— start Given data —

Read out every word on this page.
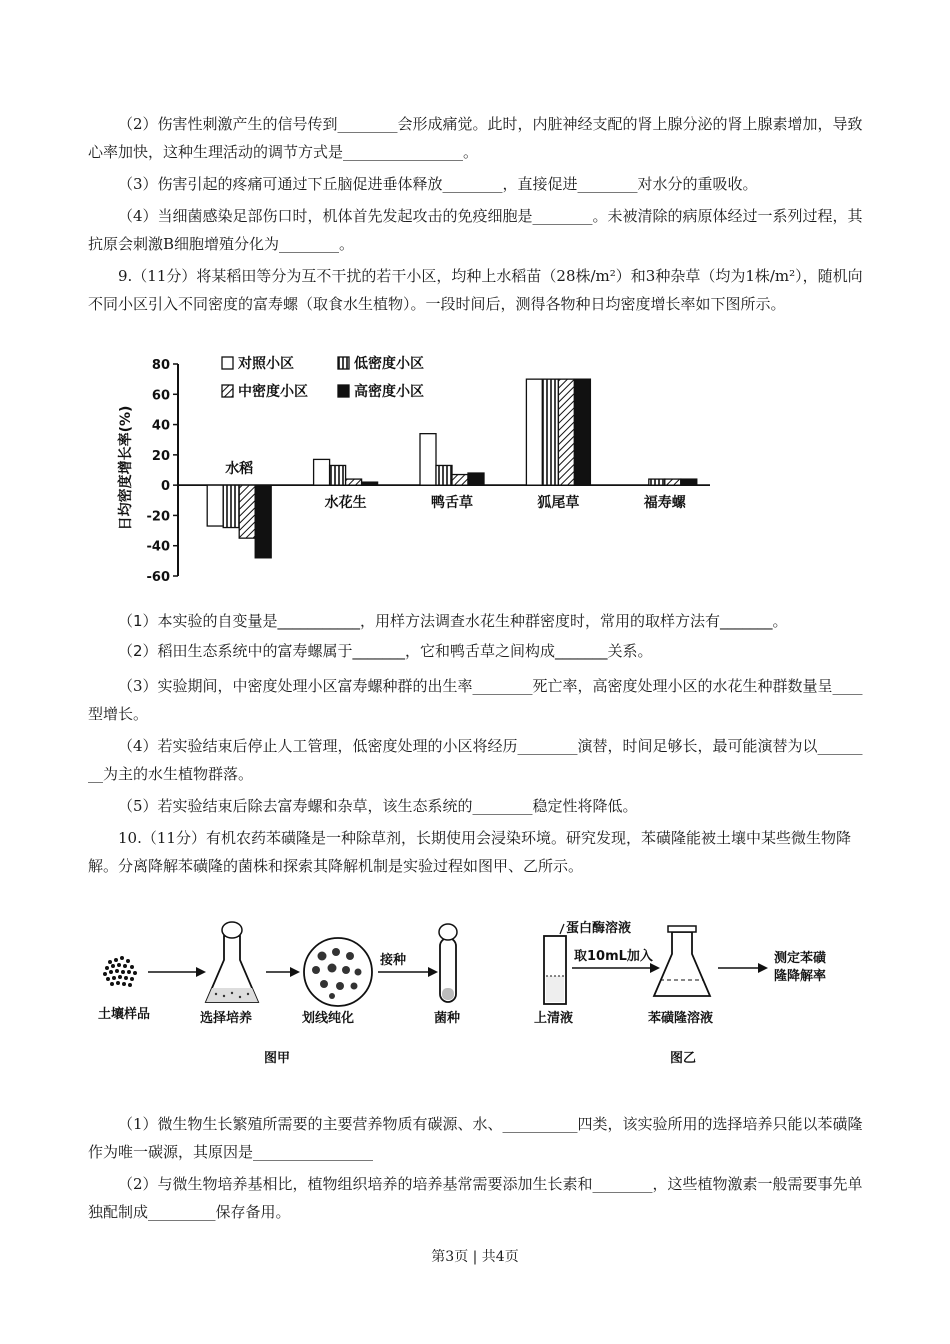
（2）伤害性刺激产生的信号传到________会形成痛觉。此时，内脏神经支配的肾上腺分泌的肾上腺素增加，导致心率加快，这种生理活动的调节方式是________________。

（3）伤害引起的疼痛可通过下丘脑促进垂体释放________，直接促进________对水分的重吸收。

（4）当细菌感染足部伤口时，机体首先发起攻击的免疫细胞是________。未被清除的病原体经过一系列过程，其抗原会刺激B细胞增殖分化为________。

9.（11分）将某稻田等分为互不干扰的若干小区，均种上水稻苗（28株/m²）和3种杂草（均为1株/m²），随机向不同小区引入不同密度的富寿螺（取食水生植物）。一段时间后，测得各物种日均密度增长率如下图所示。

日均密度增长率(%)
80
60
40
20
0
-20
-40
-60
水稻
水花生	鸭舌草	狐尾草	福寿螺
对照小区	低密度小区
中密度小区	高密度小区

（1）本实验的自变量是___________，用样方法调查水花生种群密度时，常用的取样方法有_______。

（2）稻田生态系统中的富寿螺属于_______，它和鸭舌草之间构成_______关系。

（3）实验期间，中密度处理小区富寿螺种群的出生率________死亡率，高密度处理小区的水花生种群数量呈____型增长。

（4）若实验结束后停止人工管理，低密度处理的小区将经历________演替，时间足够长，最可能演替为以________为主的水生植物群落。

（5）若实验结束后除去富寿螺和杂草，该生态系统的________稳定性将降低。

10.（11分）有机农药苯磺隆是一种除草剂，长期使用会浸染环境。研究发现，苯磺隆能被土壤中某些微生物降解。分离降解苯磺隆的菌株和探索其降解机制是实验过程如图甲、乙所示。

土壤样品	选择培养	划线纯化
接种
菌种
图甲
蛋白酶溶液
上清液
取10mL加入
苯磺隆溶液
测定苯磺
隆降解率
图乙

（1）微生物生长繁殖所需要的主要营养物质有碳源、水、__________四类，该实验所用的选择培养只能以苯磺隆作为唯一碳源，其原因是________________

（2）与微生物培养基相比，植物组织培养的培养基常需要添加生长素和________，这些植物激素一般需要事先单独配制成_________保存备用。

第3页 | 共4页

— end Given data —

Copy out the records above in full, exactly as written, but not the pictures.

■ Solution for this problem:
Read out every word on this page.
（2）伤害性刺激产生的信号传到________会形成痛觉。此时，内脏神经支配的肾上腺分泌的肾上腺素增加，导致心率加快，这种生理活动的调节方式是________________。

（3）伤害引起的疼痛可通过下丘脑促进垂体释放________，直接促进________对水分的重吸收。

（4）当细菌感染足部伤口时，机体首先发起攻击的免疫细胞是________。未被清除的病原体经过一系列过程，其抗原会刺激B细胞增殖分化为________。

9.（11分）将某稻田等分为互不干扰的若干小区，均种上水稻苗（28株/m²）和3种杂草（均为1株/m²），随机向不同小区引入不同密度的富寿螺（取食水生植物）。一段时间后，测得各物种日均密度增长率如下图所示。

日均密度增长率(%)
80
60
40
20
0
-20
-40
-60
水稻
水花生	鸭舌草	狐尾草	福寿螺
对照小区	低密度小区
中密度小区	高密度小区

（1）本实验的自变量是___________，用样方法调查水花生种群密度时，常用的取样方法有_______。

（2）稻田生态系统中的富寿螺属于_______，它和鸭舌草之间构成_______关系。

（3）实验期间，中密度处理小区富寿螺种群的出生率________死亡率，高密度处理小区的水花生种群数量呈____型增长。

（4）若实验结束后停止人工管理，低密度处理的小区将经历________演替，时间足够长，最可能演替为以________为主的水生植物群落。

（5）若实验结束后除去富寿螺和杂草，该生态系统的________稳定性将降低。

10.（11分）有机农药苯磺隆是一种除草剂，长期使用会浸染环境。研究发现，苯磺隆能被土壤中某些微生物降解。分离降解苯磺隆的菌株和探索其降解机制是实验过程如图甲、乙所示。

土壤样品	选择培养	划线纯化
接种
菌种
图甲
蛋白酶溶液
上清液
取10mL加入
苯磺隆溶液
测定苯磺
隆降解率
图乙

（1）微生物生长繁殖所需要的主要营养物质有碳源、水、__________四类，该实验所用的选择培养只能以苯磺隆作为唯一碳源，其原因是________________

（2）与微生物培养基相比，植物组织培养的培养基常需要添加生长素和________，这些植物激素一般需要事先单独配制成_________保存备用。

第3页 | 共4页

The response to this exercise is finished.